Material to process »
:::::
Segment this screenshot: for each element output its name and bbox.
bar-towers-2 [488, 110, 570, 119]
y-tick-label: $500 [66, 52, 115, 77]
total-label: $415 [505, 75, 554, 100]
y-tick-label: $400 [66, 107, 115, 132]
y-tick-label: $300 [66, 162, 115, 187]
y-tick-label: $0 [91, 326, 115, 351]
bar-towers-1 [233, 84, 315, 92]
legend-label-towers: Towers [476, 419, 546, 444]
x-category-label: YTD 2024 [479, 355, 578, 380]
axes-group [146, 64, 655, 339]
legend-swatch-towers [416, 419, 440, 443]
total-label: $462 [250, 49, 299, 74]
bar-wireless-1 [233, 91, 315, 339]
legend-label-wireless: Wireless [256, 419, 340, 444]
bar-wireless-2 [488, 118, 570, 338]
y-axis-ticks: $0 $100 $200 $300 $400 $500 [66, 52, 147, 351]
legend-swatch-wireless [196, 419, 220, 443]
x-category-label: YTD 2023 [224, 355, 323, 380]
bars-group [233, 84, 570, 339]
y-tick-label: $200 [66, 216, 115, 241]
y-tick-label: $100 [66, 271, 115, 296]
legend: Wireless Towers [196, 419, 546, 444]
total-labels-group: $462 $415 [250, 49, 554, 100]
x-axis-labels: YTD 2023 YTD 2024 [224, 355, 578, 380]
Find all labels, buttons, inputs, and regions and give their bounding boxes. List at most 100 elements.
:::::
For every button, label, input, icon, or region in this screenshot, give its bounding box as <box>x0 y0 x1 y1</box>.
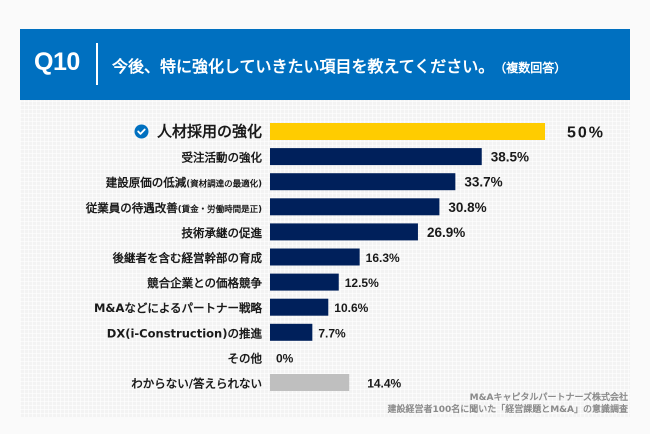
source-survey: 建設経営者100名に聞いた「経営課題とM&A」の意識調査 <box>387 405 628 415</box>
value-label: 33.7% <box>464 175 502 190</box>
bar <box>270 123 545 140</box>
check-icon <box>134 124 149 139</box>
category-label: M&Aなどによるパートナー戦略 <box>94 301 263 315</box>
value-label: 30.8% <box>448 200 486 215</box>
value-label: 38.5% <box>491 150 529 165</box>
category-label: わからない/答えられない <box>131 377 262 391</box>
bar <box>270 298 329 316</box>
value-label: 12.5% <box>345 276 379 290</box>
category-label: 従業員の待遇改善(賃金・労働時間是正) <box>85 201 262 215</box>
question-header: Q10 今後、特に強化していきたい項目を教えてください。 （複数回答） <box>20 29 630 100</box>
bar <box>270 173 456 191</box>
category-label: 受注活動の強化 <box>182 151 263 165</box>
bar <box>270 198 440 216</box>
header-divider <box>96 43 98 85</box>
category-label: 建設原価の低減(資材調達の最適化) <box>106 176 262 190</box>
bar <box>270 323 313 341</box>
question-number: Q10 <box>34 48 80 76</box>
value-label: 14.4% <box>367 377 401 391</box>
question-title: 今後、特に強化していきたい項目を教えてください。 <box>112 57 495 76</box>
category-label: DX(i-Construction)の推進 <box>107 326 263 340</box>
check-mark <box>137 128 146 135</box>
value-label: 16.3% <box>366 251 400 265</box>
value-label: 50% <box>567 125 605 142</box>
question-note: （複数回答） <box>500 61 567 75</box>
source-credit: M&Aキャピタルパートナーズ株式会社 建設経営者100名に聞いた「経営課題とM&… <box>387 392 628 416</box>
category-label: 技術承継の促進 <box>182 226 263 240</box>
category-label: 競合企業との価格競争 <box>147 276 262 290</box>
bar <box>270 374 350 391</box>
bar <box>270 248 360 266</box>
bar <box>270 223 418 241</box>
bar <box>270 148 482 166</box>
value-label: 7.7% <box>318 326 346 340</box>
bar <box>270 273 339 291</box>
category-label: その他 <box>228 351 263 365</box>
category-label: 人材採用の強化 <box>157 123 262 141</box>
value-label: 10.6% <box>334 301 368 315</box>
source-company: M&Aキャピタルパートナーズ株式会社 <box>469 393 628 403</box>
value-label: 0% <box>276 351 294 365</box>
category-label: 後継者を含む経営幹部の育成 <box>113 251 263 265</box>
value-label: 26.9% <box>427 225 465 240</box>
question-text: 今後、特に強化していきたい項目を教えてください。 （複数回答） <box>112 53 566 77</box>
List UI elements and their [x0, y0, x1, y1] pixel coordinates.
:::::
Exercise description » Reproduce the data from the line with "source-survey: 建設経営者100名に聞いた「経営課題とM&A」の意識調査 <box>387" to the line with "header-divider <box>96 43 98 85</box>", substituting "percent-label" for "value-label" and leaving everything else the same.

Solution for this exercise »
source-survey: 建設経営者100名に聞いた「経営課題とM&A」の意識調査 <box>387 405 628 415</box>
percent-label: 33.7% <box>464 175 502 190</box>
bar <box>270 123 545 140</box>
check-icon <box>134 124 149 139</box>
category-label: M&Aなどによるパートナー戦略 <box>94 301 263 315</box>
percent-label: 30.8% <box>448 200 486 215</box>
percent-label: 38.5% <box>491 150 529 165</box>
category-label: わからない/答えられない <box>131 377 262 391</box>
bar <box>270 298 329 316</box>
percent-label: 12.5% <box>345 276 379 290</box>
category-label: 従業員の待遇改善(賃金・労働時間是正) <box>85 201 262 215</box>
question-header: Q10 今後、特に強化していきたい項目を教えてください。 （複数回答） <box>20 29 630 100</box>
bar <box>270 173 456 191</box>
category-label: 受注活動の強化 <box>182 151 263 165</box>
bar <box>270 198 440 216</box>
header-divider <box>96 43 98 85</box>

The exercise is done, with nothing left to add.